Extracted data entries
----
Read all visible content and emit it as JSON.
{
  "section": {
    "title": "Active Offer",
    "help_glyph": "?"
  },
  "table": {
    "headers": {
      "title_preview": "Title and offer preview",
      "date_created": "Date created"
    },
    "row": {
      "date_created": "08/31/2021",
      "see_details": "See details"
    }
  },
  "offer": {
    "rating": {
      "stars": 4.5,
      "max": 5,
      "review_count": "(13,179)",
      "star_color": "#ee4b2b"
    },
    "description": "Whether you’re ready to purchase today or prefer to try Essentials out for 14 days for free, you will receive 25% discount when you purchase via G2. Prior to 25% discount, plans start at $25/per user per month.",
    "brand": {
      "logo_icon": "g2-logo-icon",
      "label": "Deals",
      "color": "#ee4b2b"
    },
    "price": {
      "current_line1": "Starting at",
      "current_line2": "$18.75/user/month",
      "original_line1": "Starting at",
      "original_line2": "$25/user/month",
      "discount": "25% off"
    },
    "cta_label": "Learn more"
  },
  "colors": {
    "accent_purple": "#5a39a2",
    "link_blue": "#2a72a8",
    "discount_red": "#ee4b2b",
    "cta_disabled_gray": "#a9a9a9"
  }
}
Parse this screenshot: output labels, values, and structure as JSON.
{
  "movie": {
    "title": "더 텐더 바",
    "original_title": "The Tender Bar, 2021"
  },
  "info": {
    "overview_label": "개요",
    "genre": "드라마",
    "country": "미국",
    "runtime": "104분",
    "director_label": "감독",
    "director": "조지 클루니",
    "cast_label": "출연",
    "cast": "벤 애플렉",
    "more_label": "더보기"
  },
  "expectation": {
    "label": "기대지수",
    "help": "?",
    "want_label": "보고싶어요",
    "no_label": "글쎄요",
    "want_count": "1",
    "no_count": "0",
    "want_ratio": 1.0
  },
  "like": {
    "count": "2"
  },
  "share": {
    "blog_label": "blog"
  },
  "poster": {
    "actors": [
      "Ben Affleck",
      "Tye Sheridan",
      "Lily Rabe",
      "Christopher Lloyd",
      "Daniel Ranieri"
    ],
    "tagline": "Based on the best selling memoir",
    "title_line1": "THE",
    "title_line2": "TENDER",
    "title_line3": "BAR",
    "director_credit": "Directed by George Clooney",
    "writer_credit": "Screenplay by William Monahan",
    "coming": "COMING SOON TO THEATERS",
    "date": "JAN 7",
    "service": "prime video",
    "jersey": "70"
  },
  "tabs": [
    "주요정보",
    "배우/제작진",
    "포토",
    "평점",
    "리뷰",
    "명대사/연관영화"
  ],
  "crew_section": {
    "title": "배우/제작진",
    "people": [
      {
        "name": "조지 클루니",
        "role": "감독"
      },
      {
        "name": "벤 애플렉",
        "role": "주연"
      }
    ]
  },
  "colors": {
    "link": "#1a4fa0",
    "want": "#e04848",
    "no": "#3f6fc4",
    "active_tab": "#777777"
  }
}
----
*INSTRUCTIONS FOR THE TASK*.
Identify each line in the records above that contains the word "user", and copy it out in full.

*OUTPUT OF THE EXERCISE*.
    "description": "Whether you’re ready to purchase today or prefer to try Essentials out for 14 days for free, you will receive 25% discount when you purchase via G2. Prior to 25% discount, plans start at $25/per user per month.",
      "current_line2": "$18.75/user/month",
      "original_line2": "$25/user/month",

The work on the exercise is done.